[BEGIN Available data]

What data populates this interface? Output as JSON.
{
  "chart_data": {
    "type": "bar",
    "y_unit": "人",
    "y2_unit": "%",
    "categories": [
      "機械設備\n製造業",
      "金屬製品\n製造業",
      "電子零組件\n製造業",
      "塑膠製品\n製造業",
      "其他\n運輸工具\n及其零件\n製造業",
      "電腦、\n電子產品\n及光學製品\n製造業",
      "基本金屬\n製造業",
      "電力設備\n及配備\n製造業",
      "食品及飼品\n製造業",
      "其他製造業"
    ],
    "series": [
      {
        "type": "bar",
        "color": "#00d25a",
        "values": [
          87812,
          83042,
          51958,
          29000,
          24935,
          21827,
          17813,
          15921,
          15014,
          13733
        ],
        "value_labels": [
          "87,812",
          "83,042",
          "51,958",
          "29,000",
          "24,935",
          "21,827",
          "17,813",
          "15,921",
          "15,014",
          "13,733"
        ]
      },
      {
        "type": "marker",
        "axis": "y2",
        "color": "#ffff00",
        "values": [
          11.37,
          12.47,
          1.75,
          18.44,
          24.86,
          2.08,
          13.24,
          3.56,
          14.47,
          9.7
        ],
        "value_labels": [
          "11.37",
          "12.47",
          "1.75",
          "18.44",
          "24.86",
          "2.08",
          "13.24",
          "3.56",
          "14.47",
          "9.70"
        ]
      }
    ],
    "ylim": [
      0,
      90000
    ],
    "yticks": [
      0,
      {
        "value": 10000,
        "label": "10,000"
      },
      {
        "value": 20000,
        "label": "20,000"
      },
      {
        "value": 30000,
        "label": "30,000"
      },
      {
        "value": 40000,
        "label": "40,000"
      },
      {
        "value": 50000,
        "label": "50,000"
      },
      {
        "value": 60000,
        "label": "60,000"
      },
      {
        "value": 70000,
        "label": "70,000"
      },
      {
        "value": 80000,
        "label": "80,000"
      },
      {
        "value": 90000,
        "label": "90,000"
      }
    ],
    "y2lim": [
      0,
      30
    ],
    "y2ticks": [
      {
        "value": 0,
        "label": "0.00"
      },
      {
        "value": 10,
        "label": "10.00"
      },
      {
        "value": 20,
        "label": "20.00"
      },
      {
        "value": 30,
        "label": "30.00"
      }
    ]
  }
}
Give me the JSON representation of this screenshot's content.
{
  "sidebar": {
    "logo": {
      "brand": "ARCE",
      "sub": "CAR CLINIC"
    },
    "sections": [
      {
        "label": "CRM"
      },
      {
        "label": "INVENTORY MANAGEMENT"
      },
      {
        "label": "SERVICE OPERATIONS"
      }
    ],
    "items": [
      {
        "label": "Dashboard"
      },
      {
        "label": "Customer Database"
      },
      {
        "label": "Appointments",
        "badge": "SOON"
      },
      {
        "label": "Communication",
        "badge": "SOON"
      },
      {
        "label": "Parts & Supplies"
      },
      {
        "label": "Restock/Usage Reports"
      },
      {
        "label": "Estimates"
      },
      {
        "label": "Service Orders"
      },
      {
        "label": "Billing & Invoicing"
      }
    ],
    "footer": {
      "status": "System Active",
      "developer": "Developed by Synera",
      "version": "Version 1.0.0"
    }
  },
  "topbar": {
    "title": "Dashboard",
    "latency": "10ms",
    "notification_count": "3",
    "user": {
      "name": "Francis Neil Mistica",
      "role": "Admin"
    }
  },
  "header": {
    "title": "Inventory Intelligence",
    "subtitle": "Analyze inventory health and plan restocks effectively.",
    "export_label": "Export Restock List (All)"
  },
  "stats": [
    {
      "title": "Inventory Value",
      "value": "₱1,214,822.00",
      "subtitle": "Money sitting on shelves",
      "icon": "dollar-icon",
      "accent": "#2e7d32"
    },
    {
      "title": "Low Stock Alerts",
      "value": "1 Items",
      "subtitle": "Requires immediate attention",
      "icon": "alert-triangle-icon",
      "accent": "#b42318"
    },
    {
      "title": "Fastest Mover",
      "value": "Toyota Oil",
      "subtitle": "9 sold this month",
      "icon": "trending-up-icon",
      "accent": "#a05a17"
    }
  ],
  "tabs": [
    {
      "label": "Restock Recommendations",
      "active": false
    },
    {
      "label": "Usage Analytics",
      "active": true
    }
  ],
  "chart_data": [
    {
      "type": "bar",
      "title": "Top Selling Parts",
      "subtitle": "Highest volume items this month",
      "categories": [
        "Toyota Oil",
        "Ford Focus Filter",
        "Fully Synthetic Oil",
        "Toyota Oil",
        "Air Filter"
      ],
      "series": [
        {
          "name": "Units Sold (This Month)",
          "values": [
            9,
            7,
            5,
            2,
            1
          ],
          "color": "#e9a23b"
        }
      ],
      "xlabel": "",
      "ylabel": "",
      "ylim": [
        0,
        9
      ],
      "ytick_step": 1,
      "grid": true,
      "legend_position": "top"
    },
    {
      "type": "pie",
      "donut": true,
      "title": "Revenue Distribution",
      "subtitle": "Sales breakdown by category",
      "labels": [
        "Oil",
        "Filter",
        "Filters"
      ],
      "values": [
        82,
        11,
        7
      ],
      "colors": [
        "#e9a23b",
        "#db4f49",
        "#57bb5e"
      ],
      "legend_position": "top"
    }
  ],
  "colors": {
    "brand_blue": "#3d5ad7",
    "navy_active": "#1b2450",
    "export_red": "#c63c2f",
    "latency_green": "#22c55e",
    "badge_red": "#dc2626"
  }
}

[END Available data]

Work to complete
Output all preceding records character for character.

In response
What data populates this interface? Output as JSON.
{
  "chart_data": {
    "type": "bar",
    "y_unit": "人",
    "y2_unit": "%",
    "categories": [
      "機械設備\n製造業",
      "金屬製品\n製造業",
      "電子零組件\n製造業",
      "塑膠製品\n製造業",
      "其他\n運輸工具\n及其零件\n製造業",
      "電腦、\n電子產品\n及光學製品\n製造業",
      "基本金屬\n製造業",
      "電力設備\n及配備\n製造業",
      "食品及飼品\n製造業",
      "其他製造業"
    ],
    "series": [
      {
        "type": "bar",
        "color": "#00d25a",
        "values": [
          87812,
          83042,
          51958,
          29000,
          24935,
          21827,
          17813,
          15921,
          15014,
          13733
        ],
        "value_labels": [
          "87,812",
          "83,042",
          "51,958",
          "29,000",
          "24,935",
          "21,827",
          "17,813",
          "15,921",
          "15,014",
          "13,733"
        ]
      },
      {
        "type": "marker",
        "axis": "y2",
        "color": "#ffff00",
        "values": [
          11.37,
          12.47,
          1.75,
          18.44,
          24.86,
          2.08,
          13.24,
          3.56,
          14.47,
          9.7
        ],
        "value_labels": [
          "11.37",
          "12.47",
          "1.75",
          "18.44",
          "24.86",
          "2.08",
          "13.24",
          "3.56",
          "14.47",
          "9.70"
        ]
      }
    ],
    "ylim": [
      0,
      90000
    ],
    "yticks": [
      0,
      {
        "value": 10000,
        "label": "10,000"
      },
      {
        "value": 20000,
        "label": "20,000"
      },
      {
        "value": 30000,
        "label": "30,000"
      },
      {
        "value": 40000,
        "label": "40,000"
      },
      {
        "value": 50000,
        "label": "50,000"
      },
      {
        "value": 60000,
        "label": "60,000"
      },
      {
        "value": 70000,
        "label": "70,000"
      },
      {
        "value": 80000,
        "label": "80,000"
      },
      {
        "value": 90000,
        "label": "90,000"
      }
    ],
    "y2lim": [
      0,
      30
    ],
    "y2ticks": [
      {
        "value": 0,
        "label": "0.00"
      },
      {
        "value": 10,
        "label": "10.00"
      },
      {
        "value": 20,
        "label": "20.00"
      },
      {
        "value": 30,
        "label": "30.00"
      }
    ]
  }
}
Give me the JSON representation of this screenshot's content.
{
  "sidebar": {
    "logo": {
      "brand": "ARCE",
      "sub": "CAR CLINIC"
    },
    "sections": [
      {
        "label": "CRM"
      },
      {
        "label": "INVENTORY MANAGEMENT"
      },
      {
        "label": "SERVICE OPERATIONS"
      }
    ],
    "items": [
      {
        "label": "Dashboard"
      },
      {
        "label": "Customer Database"
      },
      {
        "label": "Appointments",
        "badge": "SOON"
      },
      {
        "label": "Communication",
        "badge": "SOON"
      },
      {
        "label": "Parts & Supplies"
      },
      {
        "label": "Restock/Usage Reports"
      },
      {
        "label": "Estimates"
      },
      {
        "label": "Service Orders"
      },
      {
        "label": "Billing & Invoicing"
      }
    ],
    "footer": {
      "status": "System Active",
      "developer": "Developed by Synera",
      "version": "Version 1.0.0"
    }
  },
  "topbar": {
    "title": "Dashboard",
    "latency": "10ms",
    "notification_count": "3",
    "user": {
      "name": "Francis Neil Mistica",
      "role": "Admin"
    }
  },
  "header": {
    "title": "Inventory Intelligence",
    "subtitle": "Analyze inventory health and plan restocks effectively.",
    "export_label": "Export Restock List (All)"
  },
  "stats": [
    {
      "title": "Inventory Value",
      "value": "₱1,214,822.00",
      "subtitle": "Money sitting on shelves",
      "icon": "dollar-icon",
      "accent": "#2e7d32"
    },
    {
      "title": "Low Stock Alerts",
      "value": "1 Items",
      "subtitle": "Requires immediate attention",
      "icon": "alert-triangle-icon",
      "accent": "#b42318"
    },
    {
      "title": "Fastest Mover",
      "value": "Toyota Oil",
      "subtitle": "9 sold this month",
      "icon": "trending-up-icon",
      "accent": "#a05a17"
    }
  ],
  "tabs": [
    {
      "label": "Restock Recommendations",
      "active": false
    },
    {
      "label": "Usage Analytics",
      "active": true
    }
  ],
  "chart_data": [
    {
      "type": "bar",
      "title": "Top Selling Parts",
      "subtitle": "Highest volume items this month",
      "categories": [
        "Toyota Oil",
        "Ford Focus Filter",
        "Fully Synthetic Oil",
        "Toyota Oil",
        "Air Filter"
      ],
      "series": [
        {
          "name": "Units Sold (This Month)",
          "values": [
            9,
            7,
            5,
            2,
            1
          ],
          "color": "#e9a23b"
        }
      ],
      "xlabel": "",
      "ylabel": "",
      "ylim": [
        0,
        9
      ],
      "ytick_step": 1,
      "grid": true,
      "legend_position": "top"
    },
    {
      "type": "pie",
      "donut": true,
      "title": "Revenue Distribution",
      "subtitle": "Sales breakdown by category",
      "labels": [
        "Oil",
        "Filter",
        "Filters"
      ],
      "values": [
        82,
        11,
        7
      ],
      "colors": [
        "#e9a23b",
        "#db4f49",
        "#57bb5e"
      ],
      "legend_position": "top"
    }
  ],
  "colors": {
    "brand_blue": "#3d5ad7",
    "navy_active": "#1b2450",
    "export_red": "#c63c2f",
    "latency_green": "#22c55e",
    "badge_red": "#dc2626"
  }
}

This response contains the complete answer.